→ **Task brief**: Below is a listing; write it out exactly and drop any images from it.

→ **Stored records**:
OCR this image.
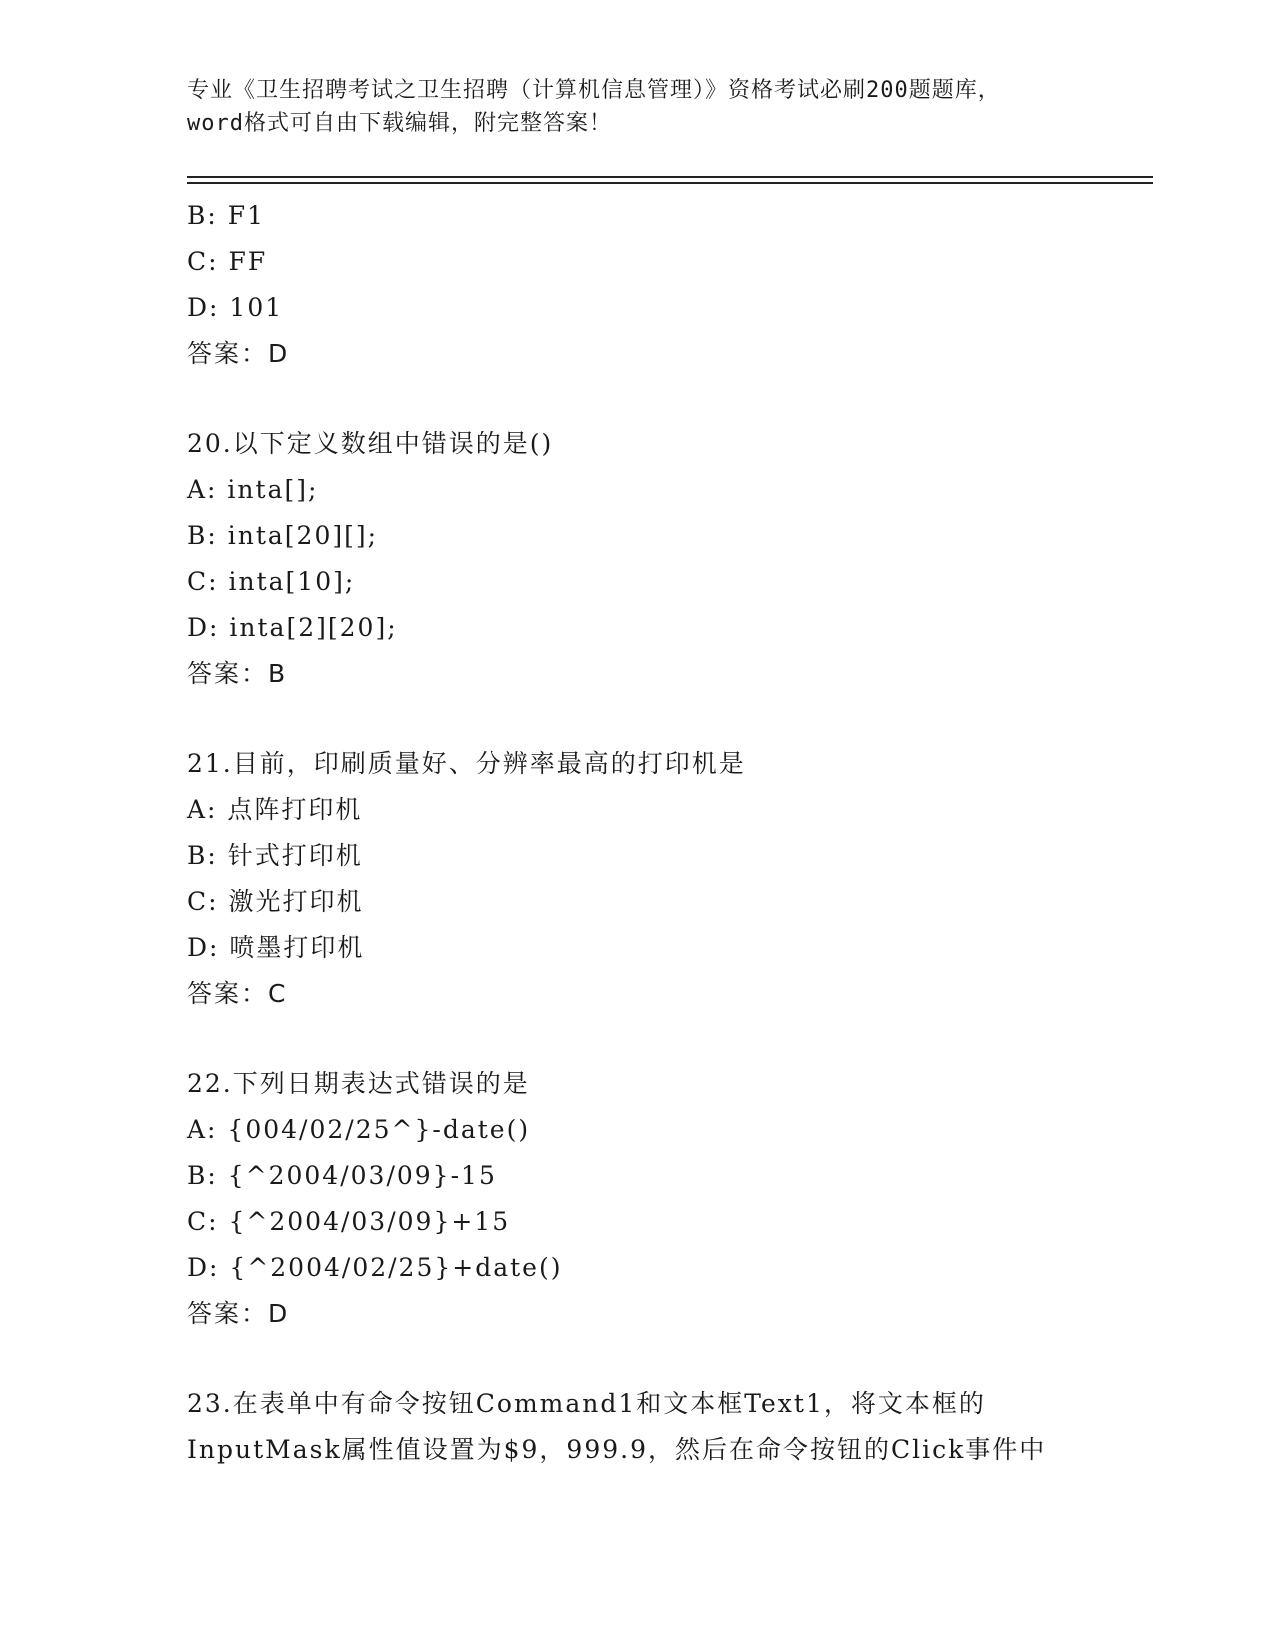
专业《卫生招聘考试之卫生招聘（计算机信息管理）》资格考试必刷200题题库，
word格式可自由下载编辑，附完整答案！
B: F1
C: FF
D: 101
答案：D
20.以下定义数组中错误的是()
A: inta[];
B: inta[20][];
C: inta[10];
D: inta[2][20];
答案：B
21.目前，印刷质量好、分辨率最高的打印机是
A: 点阵打印机
B: 针式打印机
C: 激光打印机
D: 喷墨打印机
答案：C
22.下列日期表达式错误的是
A: {004/02/25^}-date()
B: {^2004/03/09}-15
C: {^2004/03/09}+15
D: {^2004/02/25}+date()
答案：D
23.在表单中有命令按钮Command1和文本框Text1，将文本框的
InputMask属性值设置为$9，999.9，然后在命令按钮的Click事件中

→ **Answer to the exercise**:
OCR this image.
专业《卫生招聘考试之卫生招聘（计算机信息管理）》资格考试必刷200题题库，
word格式可自由下载编辑，附完整答案！
B: F1
C: FF
D: 101
答案：D
20.以下定义数组中错误的是()
A: inta[];
B: inta[20][];
C: inta[10];
D: inta[2][20];
答案：B
21.目前，印刷质量好、分辨率最高的打印机是
A: 点阵打印机
B: 针式打印机
C: 激光打印机
D: 喷墨打印机
答案：C
22.下列日期表达式错误的是
A: {004/02/25^}-date()
B: {^2004/03/09}-15
C: {^2004/03/09}+15
D: {^2004/02/25}+date()
答案：D
23.在表单中有命令按钮Command1和文本框Text1，将文本框的
InputMask属性值设置为$9，999.9，然后在命令按钮的Click事件中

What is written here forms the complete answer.